[start]
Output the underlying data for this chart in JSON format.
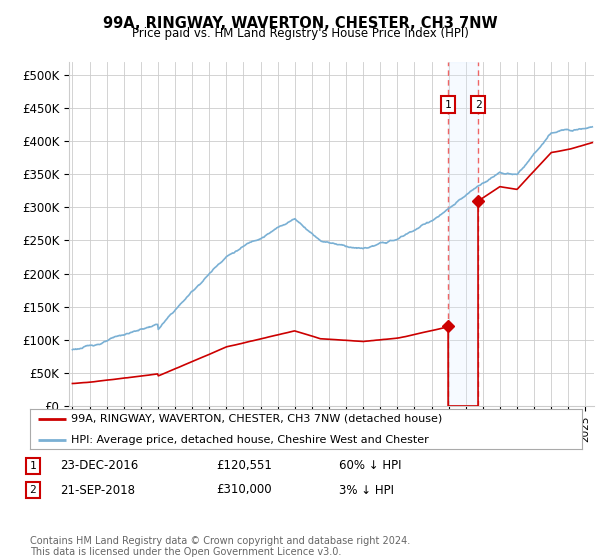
{
  "title": "99A, RINGWAY, WAVERTON, CHESTER, CH3 7NW",
  "subtitle": "Price paid vs. HM Land Registry's House Price Index (HPI)",
  "ylabel_ticks": [
    "£0",
    "£50K",
    "£100K",
    "£150K",
    "£200K",
    "£250K",
    "£300K",
    "£350K",
    "£400K",
    "£450K",
    "£500K"
  ],
  "ytick_values": [
    0,
    50000,
    100000,
    150000,
    200000,
    250000,
    300000,
    350000,
    400000,
    450000,
    500000
  ],
  "ylim": [
    0,
    520000
  ],
  "xlim_start": 1994.8,
  "xlim_end": 2025.5,
  "hpi_color": "#7ab0d4",
  "price_color": "#cc0000",
  "marker1_date": 2016.97,
  "marker1_price": 120551,
  "marker2_date": 2018.72,
  "marker2_price": 310000,
  "legend_label1": "99A, RINGWAY, WAVERTON, CHESTER, CH3 7NW (detached house)",
  "legend_label2": "HPI: Average price, detached house, Cheshire West and Chester",
  "table_row1": [
    "1",
    "23-DEC-2016",
    "£120,551",
    "60% ↓ HPI"
  ],
  "table_row2": [
    "2",
    "21-SEP-2018",
    "£310,000",
    "3% ↓ HPI"
  ],
  "footer": "Contains HM Land Registry data © Crown copyright and database right 2024.\nThis data is licensed under the Open Government Licence v3.0.",
  "background_color": "#ffffff",
  "grid_color": "#cccccc",
  "vline_color": "#ee6666",
  "vshade_color": "#ddeeff"
}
[end]
Given task – Pictures are excluded; output everything else in the data verbatim.

Exercise output –
Output the underlying data for this chart in JSON format.
{
  "title": "99A, RINGWAY, WAVERTON, CHESTER, CH3 7NW",
  "subtitle": "Price paid vs. HM Land Registry's House Price Index (HPI)",
  "ylabel_ticks": [
    "£0",
    "£50K",
    "£100K",
    "£150K",
    "£200K",
    "£250K",
    "£300K",
    "£350K",
    "£400K",
    "£450K",
    "£500K"
  ],
  "ytick_values": [
    0,
    50000,
    100000,
    150000,
    200000,
    250000,
    300000,
    350000,
    400000,
    450000,
    500000
  ],
  "ylim": [
    0,
    520000
  ],
  "xlim_start": 1994.8,
  "xlim_end": 2025.5,
  "hpi_color": "#7ab0d4",
  "price_color": "#cc0000",
  "marker1_date": 2016.97,
  "marker1_price": 120551,
  "marker2_date": 2018.72,
  "marker2_price": 310000,
  "legend_label1": "99A, RINGWAY, WAVERTON, CHESTER, CH3 7NW (detached house)",
  "legend_label2": "HPI: Average price, detached house, Cheshire West and Chester",
  "table_row1": [
    "1",
    "23-DEC-2016",
    "£120,551",
    "60% ↓ HPI"
  ],
  "table_row2": [
    "2",
    "21-SEP-2018",
    "£310,000",
    "3% ↓ HPI"
  ],
  "footer": "Contains HM Land Registry data © Crown copyright and database right 2024.\nThis data is licensed under the Open Government Licence v3.0.",
  "background_color": "#ffffff",
  "grid_color": "#cccccc",
  "vline_color": "#ee6666",
  "vshade_color": "#ddeeff"
}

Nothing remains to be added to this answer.